> [Required work] Every line of the records below should be restated exactly.

** Begin Data **

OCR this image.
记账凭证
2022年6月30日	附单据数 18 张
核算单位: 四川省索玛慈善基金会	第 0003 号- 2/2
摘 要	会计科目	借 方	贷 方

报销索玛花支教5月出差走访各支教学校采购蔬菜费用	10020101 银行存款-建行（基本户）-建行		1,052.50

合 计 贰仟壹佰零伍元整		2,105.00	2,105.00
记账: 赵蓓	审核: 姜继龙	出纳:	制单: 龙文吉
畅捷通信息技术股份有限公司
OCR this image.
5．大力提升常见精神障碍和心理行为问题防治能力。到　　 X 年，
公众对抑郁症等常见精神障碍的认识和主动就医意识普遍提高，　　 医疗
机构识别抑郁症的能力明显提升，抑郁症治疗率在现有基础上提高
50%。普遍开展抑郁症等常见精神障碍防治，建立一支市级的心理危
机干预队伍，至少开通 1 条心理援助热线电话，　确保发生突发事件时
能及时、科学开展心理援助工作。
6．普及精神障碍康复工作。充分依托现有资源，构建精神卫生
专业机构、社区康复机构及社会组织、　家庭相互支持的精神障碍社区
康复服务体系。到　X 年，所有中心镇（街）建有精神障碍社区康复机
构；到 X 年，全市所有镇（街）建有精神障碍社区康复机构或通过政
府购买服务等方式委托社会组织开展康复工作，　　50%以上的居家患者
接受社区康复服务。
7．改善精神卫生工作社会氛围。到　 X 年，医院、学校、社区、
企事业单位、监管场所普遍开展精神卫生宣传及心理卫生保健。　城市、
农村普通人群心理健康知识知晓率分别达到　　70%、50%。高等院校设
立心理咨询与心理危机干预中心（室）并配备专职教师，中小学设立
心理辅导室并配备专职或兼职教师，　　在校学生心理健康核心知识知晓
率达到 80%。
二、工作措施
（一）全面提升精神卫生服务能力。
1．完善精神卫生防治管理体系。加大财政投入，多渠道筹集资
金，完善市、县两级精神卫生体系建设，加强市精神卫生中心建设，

** End Data **

> [Exercise result]
OCR this image.
记账凭证
2022年6月30日	附单据数 18 张
核算单位: 四川省索玛慈善基金会	第 0003 号- 2/2
摘 要	会计科目	借 方	贷 方

报销索玛花支教5月出差走访各支教学校采购蔬菜费用	10020101 银行存款-建行（基本户）-建行		1,052.50

合 计 贰仟壹佰零伍元整		2,105.00	2,105.00
记账: 赵蓓	审核: 姜继龙	出纳:	制单: 龙文吉
畅捷通信息技术股份有限公司
OCR this image.
5．大力提升常见精神障碍和心理行为问题防治能力。到　　 X 年，
公众对抑郁症等常见精神障碍的认识和主动就医意识普遍提高，　　 医疗
机构识别抑郁症的能力明显提升，抑郁症治疗率在现有基础上提高
50%。普遍开展抑郁症等常见精神障碍防治，建立一支市级的心理危
机干预队伍，至少开通 1 条心理援助热线电话，　确保发生突发事件时
能及时、科学开展心理援助工作。
6．普及精神障碍康复工作。充分依托现有资源，构建精神卫生
专业机构、社区康复机构及社会组织、　家庭相互支持的精神障碍社区
康复服务体系。到　X 年，所有中心镇（街）建有精神障碍社区康复机
构；到 X 年，全市所有镇（街）建有精神障碍社区康复机构或通过政
府购买服务等方式委托社会组织开展康复工作，　　50%以上的居家患者
接受社区康复服务。
7．改善精神卫生工作社会氛围。到　 X 年，医院、学校、社区、
企事业单位、监管场所普遍开展精神卫生宣传及心理卫生保健。　城市、
农村普通人群心理健康知识知晓率分别达到　　70%、50%。高等院校设
立心理咨询与心理危机干预中心（室）并配备专职教师，中小学设立
心理辅导室并配备专职或兼职教师，　　在校学生心理健康核心知识知晓
率达到 80%。
二、工作措施
（一）全面提升精神卫生服务能力。
1．完善精神卫生防治管理体系。加大财政投入，多渠道筹集资
金，完善市、县两级精神卫生体系建设，加强市精神卫生中心建设，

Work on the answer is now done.